### Your objective
Determine how many rows below contain the string "icon", counting only matches in the same letter case. Reply with the number alone.

— START Input records —

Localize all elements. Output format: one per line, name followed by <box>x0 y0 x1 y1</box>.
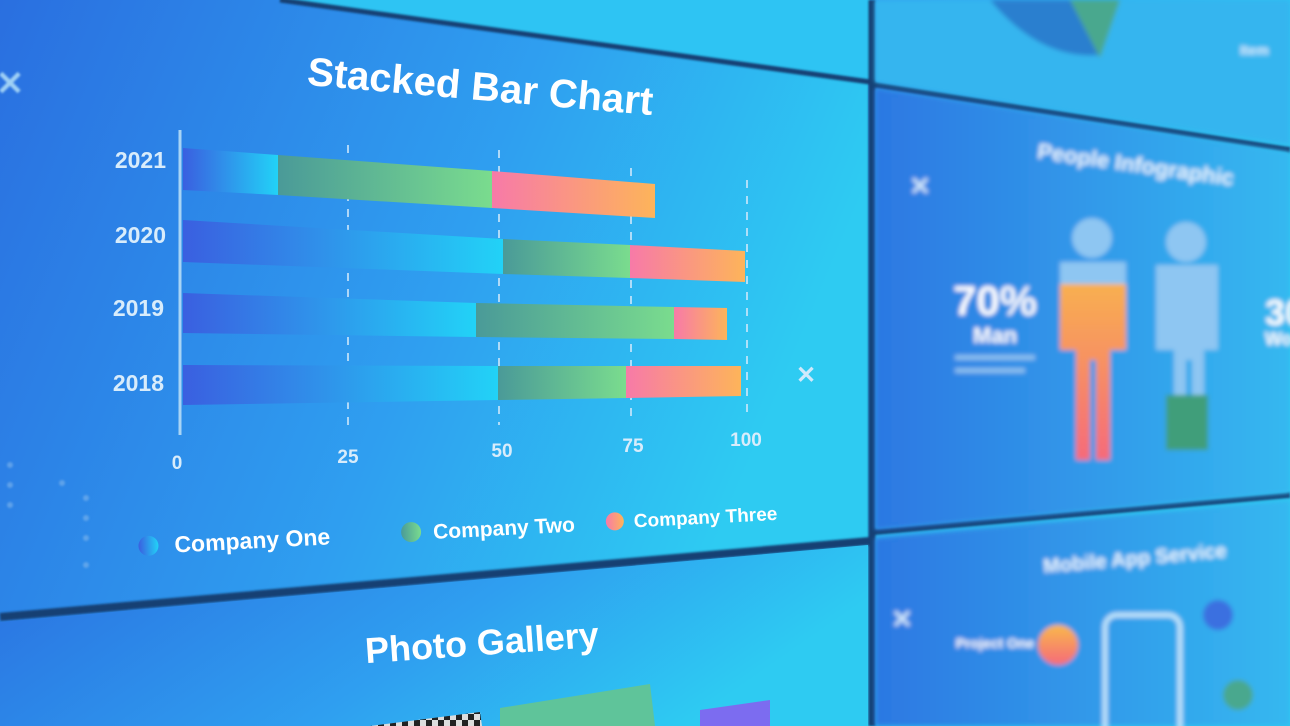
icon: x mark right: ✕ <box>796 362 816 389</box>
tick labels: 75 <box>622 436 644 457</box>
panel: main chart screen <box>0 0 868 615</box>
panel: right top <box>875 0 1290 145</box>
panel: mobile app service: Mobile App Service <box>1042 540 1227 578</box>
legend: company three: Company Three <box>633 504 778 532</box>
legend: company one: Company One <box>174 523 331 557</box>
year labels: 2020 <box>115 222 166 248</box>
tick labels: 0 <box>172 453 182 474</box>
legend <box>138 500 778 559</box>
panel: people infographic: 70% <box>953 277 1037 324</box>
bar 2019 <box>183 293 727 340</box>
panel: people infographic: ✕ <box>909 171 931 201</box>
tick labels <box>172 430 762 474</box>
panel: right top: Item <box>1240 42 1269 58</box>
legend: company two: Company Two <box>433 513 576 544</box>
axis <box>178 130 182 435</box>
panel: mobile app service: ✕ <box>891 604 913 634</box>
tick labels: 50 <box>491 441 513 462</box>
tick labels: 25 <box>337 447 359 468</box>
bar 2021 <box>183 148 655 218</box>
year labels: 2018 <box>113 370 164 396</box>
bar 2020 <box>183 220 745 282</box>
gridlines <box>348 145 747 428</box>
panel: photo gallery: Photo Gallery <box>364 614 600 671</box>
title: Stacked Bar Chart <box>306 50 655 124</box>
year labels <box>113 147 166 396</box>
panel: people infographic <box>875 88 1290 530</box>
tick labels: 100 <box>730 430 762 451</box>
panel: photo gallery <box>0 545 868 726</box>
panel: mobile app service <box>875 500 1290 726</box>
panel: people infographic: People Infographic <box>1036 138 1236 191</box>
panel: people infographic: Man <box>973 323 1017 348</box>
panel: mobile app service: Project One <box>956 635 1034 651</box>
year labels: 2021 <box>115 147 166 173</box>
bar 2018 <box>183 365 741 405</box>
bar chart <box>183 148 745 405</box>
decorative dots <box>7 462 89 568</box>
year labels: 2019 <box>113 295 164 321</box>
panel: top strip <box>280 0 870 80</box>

— END Input records —
— START Input records —

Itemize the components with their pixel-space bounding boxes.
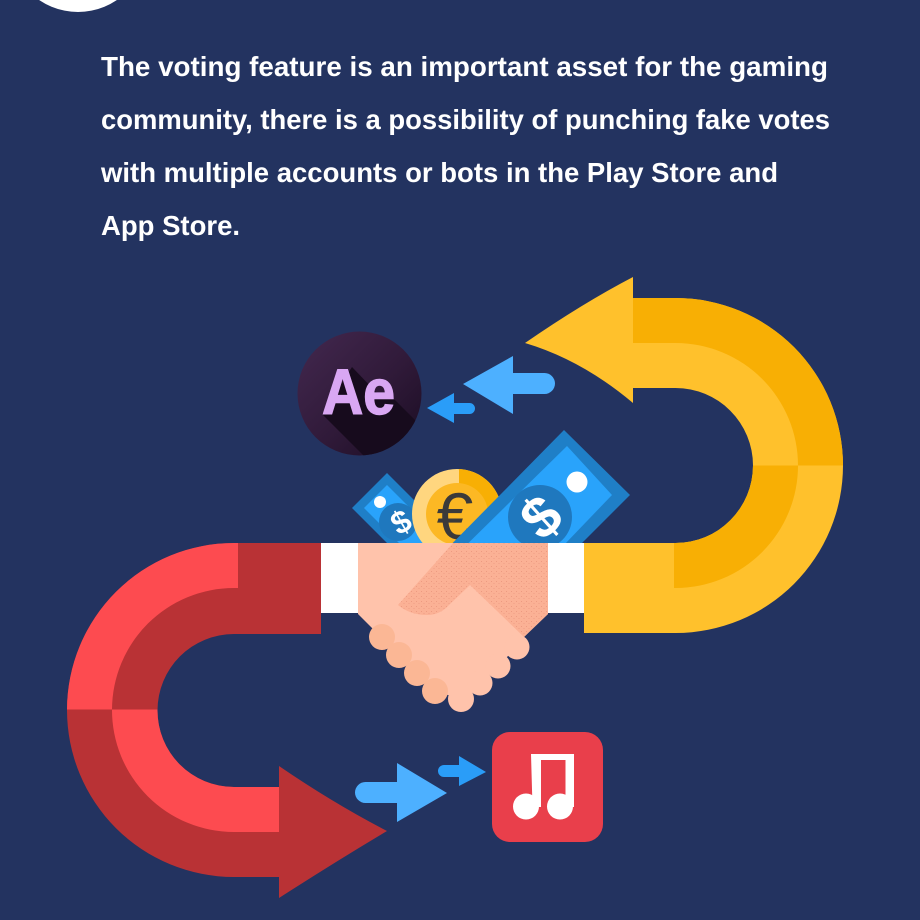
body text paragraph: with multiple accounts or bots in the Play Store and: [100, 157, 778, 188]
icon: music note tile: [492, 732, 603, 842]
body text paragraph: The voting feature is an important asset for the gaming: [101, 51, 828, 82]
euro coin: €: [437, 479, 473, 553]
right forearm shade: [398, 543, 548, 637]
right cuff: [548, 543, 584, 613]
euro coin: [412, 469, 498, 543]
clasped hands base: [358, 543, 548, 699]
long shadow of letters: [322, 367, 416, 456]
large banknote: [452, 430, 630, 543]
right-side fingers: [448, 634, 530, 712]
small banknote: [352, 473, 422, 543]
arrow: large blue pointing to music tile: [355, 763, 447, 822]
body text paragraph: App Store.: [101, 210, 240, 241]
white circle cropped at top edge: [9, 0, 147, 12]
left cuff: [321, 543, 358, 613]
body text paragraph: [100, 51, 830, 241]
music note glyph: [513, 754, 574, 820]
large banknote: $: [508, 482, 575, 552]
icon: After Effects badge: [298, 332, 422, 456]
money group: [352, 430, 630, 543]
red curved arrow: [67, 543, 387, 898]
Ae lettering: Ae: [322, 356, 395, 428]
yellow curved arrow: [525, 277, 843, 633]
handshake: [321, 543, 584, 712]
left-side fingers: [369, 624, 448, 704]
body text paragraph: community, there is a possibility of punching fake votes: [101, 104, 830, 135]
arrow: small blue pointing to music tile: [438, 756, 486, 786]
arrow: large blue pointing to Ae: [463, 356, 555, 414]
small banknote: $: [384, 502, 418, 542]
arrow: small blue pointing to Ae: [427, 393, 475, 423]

— END Input records —
— START Input records —

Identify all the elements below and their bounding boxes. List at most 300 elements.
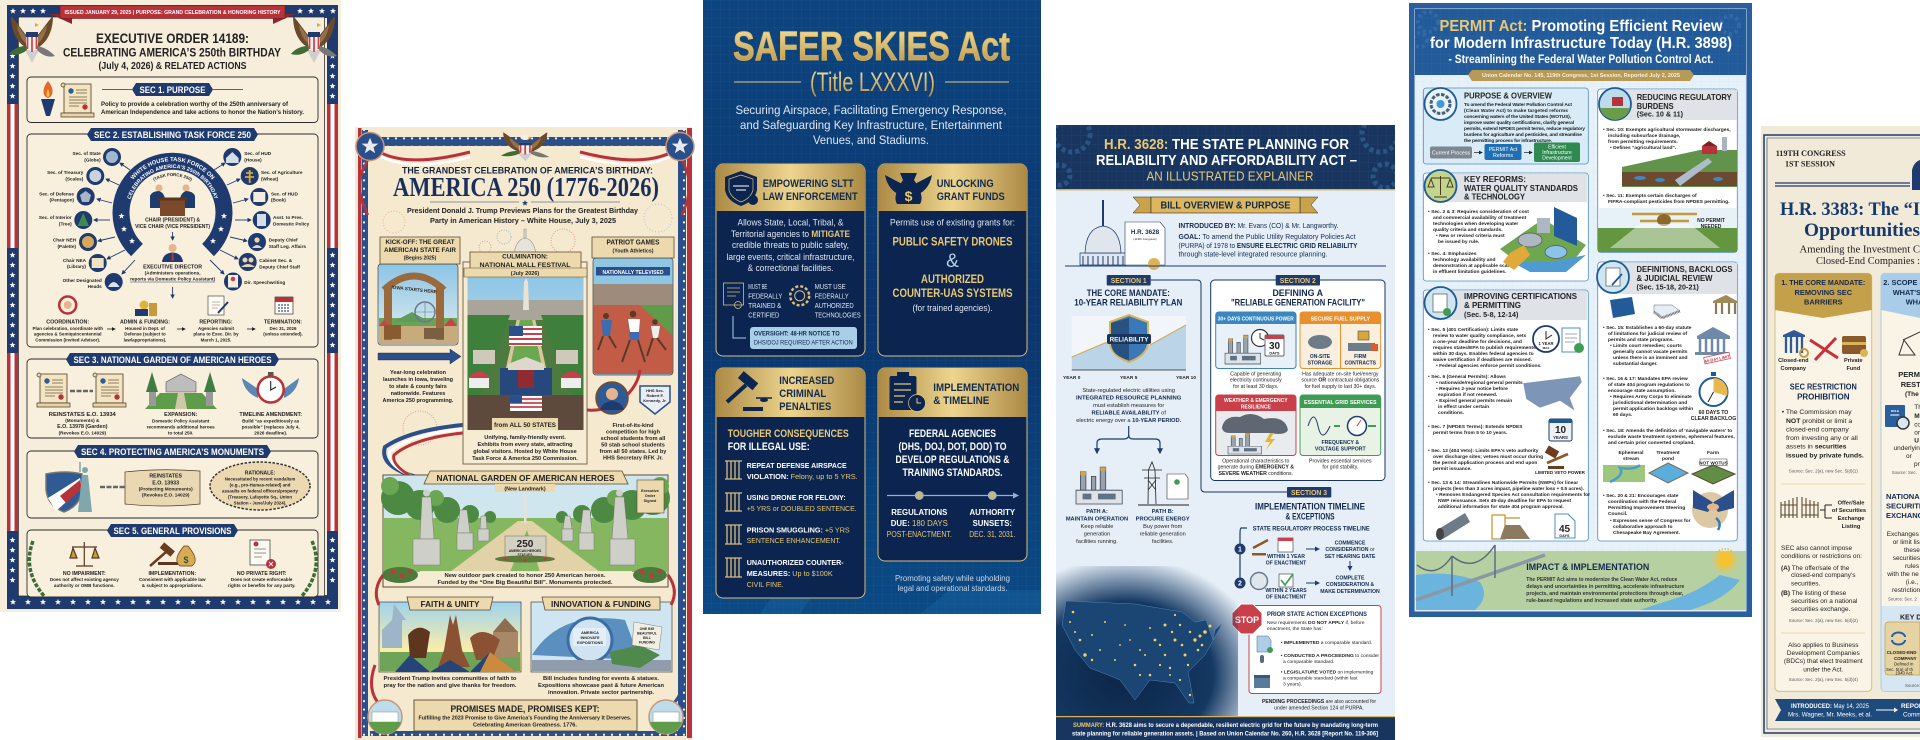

— END Input records —

### Response to the exercise
3